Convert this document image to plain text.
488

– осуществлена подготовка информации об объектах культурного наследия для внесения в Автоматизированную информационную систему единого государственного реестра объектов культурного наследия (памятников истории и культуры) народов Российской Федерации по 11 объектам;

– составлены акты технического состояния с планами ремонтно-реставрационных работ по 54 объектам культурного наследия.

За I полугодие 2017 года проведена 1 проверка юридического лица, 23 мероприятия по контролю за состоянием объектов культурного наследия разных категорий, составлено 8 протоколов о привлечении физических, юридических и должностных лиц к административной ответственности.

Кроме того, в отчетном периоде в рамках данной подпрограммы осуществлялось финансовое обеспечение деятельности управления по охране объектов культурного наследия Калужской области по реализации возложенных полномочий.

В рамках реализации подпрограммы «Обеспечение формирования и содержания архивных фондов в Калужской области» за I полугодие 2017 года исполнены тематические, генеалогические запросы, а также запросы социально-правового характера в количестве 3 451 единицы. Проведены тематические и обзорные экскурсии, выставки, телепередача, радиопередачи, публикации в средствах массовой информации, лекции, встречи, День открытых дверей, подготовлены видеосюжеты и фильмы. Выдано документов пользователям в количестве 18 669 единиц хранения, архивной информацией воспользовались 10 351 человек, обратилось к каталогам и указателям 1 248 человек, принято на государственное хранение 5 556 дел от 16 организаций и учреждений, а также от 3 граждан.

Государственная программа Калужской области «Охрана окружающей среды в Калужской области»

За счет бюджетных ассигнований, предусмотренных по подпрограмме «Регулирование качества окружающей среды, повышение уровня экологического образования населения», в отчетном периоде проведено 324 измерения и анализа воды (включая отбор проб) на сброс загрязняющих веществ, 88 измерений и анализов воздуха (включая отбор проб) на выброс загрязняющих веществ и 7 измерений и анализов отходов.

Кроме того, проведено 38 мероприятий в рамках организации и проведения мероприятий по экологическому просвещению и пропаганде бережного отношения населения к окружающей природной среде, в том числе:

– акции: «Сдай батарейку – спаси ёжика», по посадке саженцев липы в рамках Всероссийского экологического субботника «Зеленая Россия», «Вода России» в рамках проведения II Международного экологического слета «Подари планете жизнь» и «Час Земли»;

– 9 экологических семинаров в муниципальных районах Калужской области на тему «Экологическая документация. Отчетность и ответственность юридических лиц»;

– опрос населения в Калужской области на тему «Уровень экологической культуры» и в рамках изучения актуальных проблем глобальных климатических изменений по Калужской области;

...

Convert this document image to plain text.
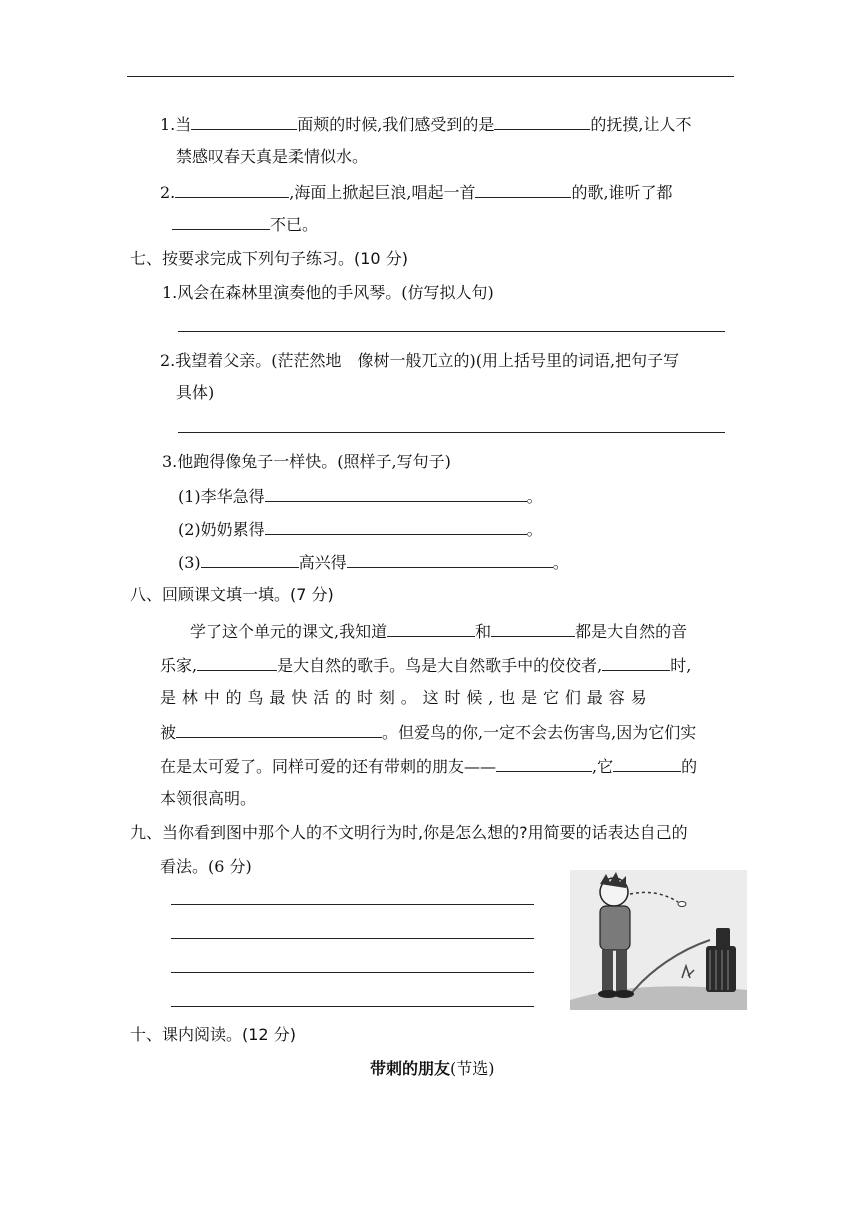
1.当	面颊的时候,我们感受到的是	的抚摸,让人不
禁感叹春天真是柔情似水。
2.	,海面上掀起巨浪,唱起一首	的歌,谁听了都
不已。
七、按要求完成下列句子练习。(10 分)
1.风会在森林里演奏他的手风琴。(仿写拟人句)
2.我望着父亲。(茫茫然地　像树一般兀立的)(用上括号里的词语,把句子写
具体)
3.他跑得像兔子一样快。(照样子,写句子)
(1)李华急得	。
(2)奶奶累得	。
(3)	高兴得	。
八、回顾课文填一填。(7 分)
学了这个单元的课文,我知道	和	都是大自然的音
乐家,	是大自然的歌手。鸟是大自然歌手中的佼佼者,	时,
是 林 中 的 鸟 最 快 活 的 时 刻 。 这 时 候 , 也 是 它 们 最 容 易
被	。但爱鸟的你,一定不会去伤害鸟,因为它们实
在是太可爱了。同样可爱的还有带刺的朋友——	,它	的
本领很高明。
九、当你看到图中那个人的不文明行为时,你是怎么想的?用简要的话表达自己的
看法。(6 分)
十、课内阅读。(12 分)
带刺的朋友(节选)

→ **Objective**: Return each line where "объектов" shows up.

→ **Result of this task**:
– осуществлена подготовка информации об объектах культурного наследия для внесения в Автоматизированную информационную систему единого государственного реестра объектов культурного наследия (памятников истории и культуры) народов Российской Федерации по 11 объектам;
За I полугодие 2017 года проведена 1 проверка юридического лица, 23 мероприятия по контролю за состоянием объектов культурного наследия разных категорий, составлено 8 протоколов о привлечении физических, юридических и должностных лиц к административной ответственности.
Кроме того, в отчетном периоде в рамках данной подпрограммы осуществлялось финансовое обеспечение деятельности управления по охране объектов культурного наследия Калужской области по реализации возложенных полномочий.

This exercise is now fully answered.